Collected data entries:
----------

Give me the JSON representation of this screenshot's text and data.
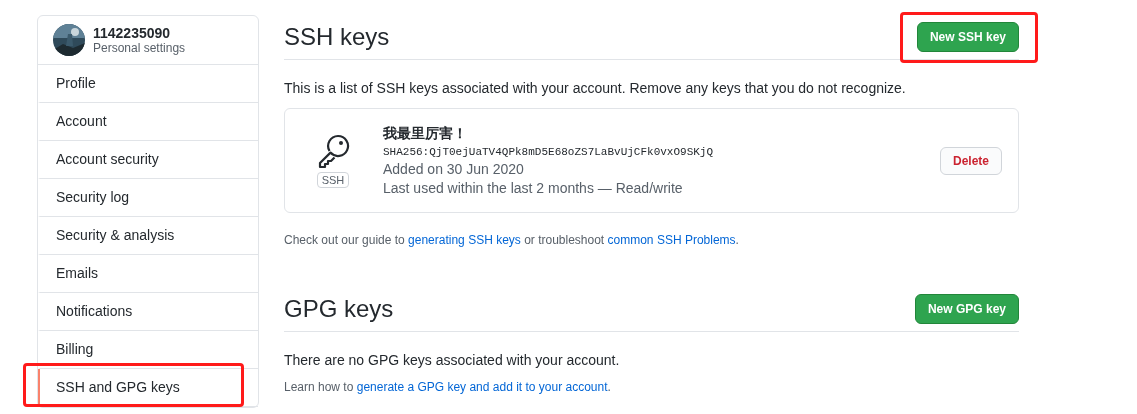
{
  "profile": {
    "username": "1142235090",
    "subtitle": "Personal settings"
  },
  "sidebar": {
    "items": [
      {
        "label": "Profile",
        "selected": false,
        "highlighted": false
      },
      {
        "label": "Account",
        "selected": false,
        "highlighted": false
      },
      {
        "label": "Account security",
        "selected": false,
        "highlighted": false
      },
      {
        "label": "Security log",
        "selected": false,
        "highlighted": false
      },
      {
        "label": "Security & analysis",
        "selected": false,
        "highlighted": false
      },
      {
        "label": "Emails",
        "selected": false,
        "highlighted": false
      },
      {
        "label": "Notifications",
        "selected": false,
        "highlighted": false
      },
      {
        "label": "Billing",
        "selected": false,
        "highlighted": false
      },
      {
        "label": "SSH and GPG keys",
        "selected": true,
        "highlighted": true
      }
    ]
  },
  "sections": [
    {
      "title": "SSH keys",
      "button": {
        "label": "New SSH key",
        "highlighted": true
      },
      "description": "This is a list of SSH keys associated with your account. Remove any keys that you do not recognize.",
      "keys": [
        {
          "name": "我最里厉害！",
          "fingerprint": "SHA256:QjT0ejUaTV4QPk8mD5E68oZS7LaBvUjCFk0vxO9SKjQ",
          "added": "Added on 30 Jun 2020",
          "last_used": "Last used within the last 2 months — Read/write",
          "badge": "SSH",
          "action": "Delete"
        }
      ],
      "footer": [
        {
          "text": "Check out our guide to ",
          "link": false
        },
        {
          "text": "generating SSH keys",
          "link": true
        },
        {
          "text": " or troubleshoot ",
          "link": false
        },
        {
          "text": "common SSH Problems",
          "link": true
        },
        {
          "text": ".",
          "link": false
        }
      ]
    },
    {
      "title": "GPG keys",
      "button": {
        "label": "New GPG key",
        "highlighted": false
      },
      "description": "There are no GPG keys associated with your account.",
      "footer": [
        {
          "text": "Learn how to ",
          "link": false
        },
        {
          "text": "generate a GPG key and add it to your account",
          "link": true
        },
        {
          "text": ".",
          "link": false
        }
      ]
    }
  ]
}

----------

Which lines contain "label"? Show each of them.

        "label": "Profile",
        "label": "Account",
        "label": "Account security",
        "label": "Security log",
        "label": "Security & analysis",
        "label": "Emails",
        "label": "Notifications",
        "label": "Billing",
        "label": "SSH and GPG keys",
        "label": "New SSH key",
        "label": "New GPG key",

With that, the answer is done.